EXERCISE REQUIREMENTS: Return all of the entries word for word, but omit the pictures they contain.
═════ RECORDS TO USE ═════
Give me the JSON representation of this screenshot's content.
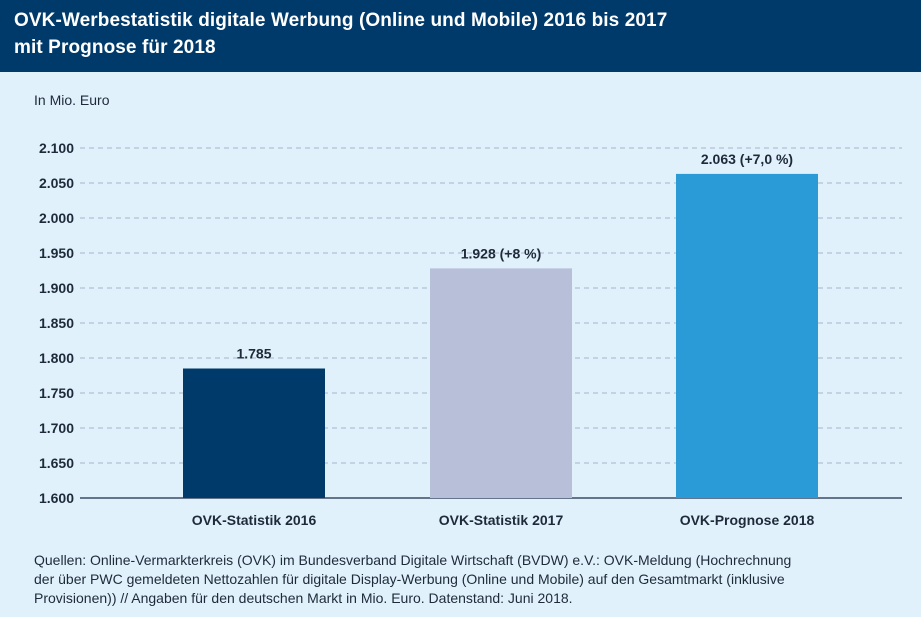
{
  "header": {
    "title_line1": "OVK-Werbestatistik digitale Werbung (Online und Mobile) 2016 bis 2017",
    "title_line2": "mit Prognose für 2018"
  },
  "unit_label": "In Mio. Euro",
  "chart_data": {
    "type": "bar",
    "categories": [
      "OVK-Statistik 2016",
      "OVK-Statistik 2017",
      "OVK-Prognose 2018"
    ],
    "values": [
      1785,
      1928,
      2063
    ],
    "data_labels": [
      "1.785",
      "1.928 (+8 %)",
      "2.063 (+7,0 %)"
    ],
    "colors": [
      "#003a6b",
      "#b8bfd9",
      "#2b9bd8"
    ],
    "ylim": [
      1600,
      2100
    ],
    "yticks": [
      1600,
      1650,
      1700,
      1750,
      1800,
      1850,
      1900,
      1950,
      2000,
      2050,
      2100
    ],
    "ytick_labels": [
      "1.600",
      "1.650",
      "1.700",
      "1.750",
      "1.800",
      "1.850",
      "1.900",
      "1.950",
      "2.000",
      "2.050",
      "2.100"
    ],
    "grid": true
  },
  "source": {
    "line1": "Quellen: Online-Vermarkterkreis (OVK) im Bundesverband Digitale Wirtschaft (BVDW) e.V.: OVK-Meldung (Hochrechnung",
    "line2": "der über PWC gemeldeten Nettozahlen für digitale Display-Werbung (Online und Mobile) auf den Gesamtmarkt (inklusive",
    "line3": "Provisionen)) // Angaben für den deutschen Markt in Mio. Euro. Datenstand: Juni 2018."
  }
}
═════
FULL RESPONSE:
Give me the JSON representation of this screenshot's content.
{
  "header": {
    "title_line1": "OVK-Werbestatistik digitale Werbung (Online und Mobile) 2016 bis 2017",
    "title_line2": "mit Prognose für 2018"
  },
  "unit_label": "In Mio. Euro",
  "chart_data": {
    "type": "bar",
    "categories": [
      "OVK-Statistik 2016",
      "OVK-Statistik 2017",
      "OVK-Prognose 2018"
    ],
    "values": [
      1785,
      1928,
      2063
    ],
    "data_labels": [
      "1.785",
      "1.928 (+8 %)",
      "2.063 (+7,0 %)"
    ],
    "colors": [
      "#003a6b",
      "#b8bfd9",
      "#2b9bd8"
    ],
    "ylim": [
      1600,
      2100
    ],
    "yticks": [
      1600,
      1650,
      1700,
      1750,
      1800,
      1850,
      1900,
      1950,
      2000,
      2050,
      2100
    ],
    "ytick_labels": [
      "1.600",
      "1.650",
      "1.700",
      "1.750",
      "1.800",
      "1.850",
      "1.900",
      "1.950",
      "2.000",
      "2.050",
      "2.100"
    ],
    "grid": true
  },
  "source": {
    "line1": "Quellen: Online-Vermarkterkreis (OVK) im Bundesverband Digitale Wirtschaft (BVDW) e.V.: OVK-Meldung (Hochrechnung",
    "line2": "der über PWC gemeldeten Nettozahlen für digitale Display-Werbung (Online und Mobile) auf den Gesamtmarkt (inklusive",
    "line3": "Provisionen)) // Angaben für den deutschen Markt in Mio. Euro. Datenstand: Juni 2018."
  }
}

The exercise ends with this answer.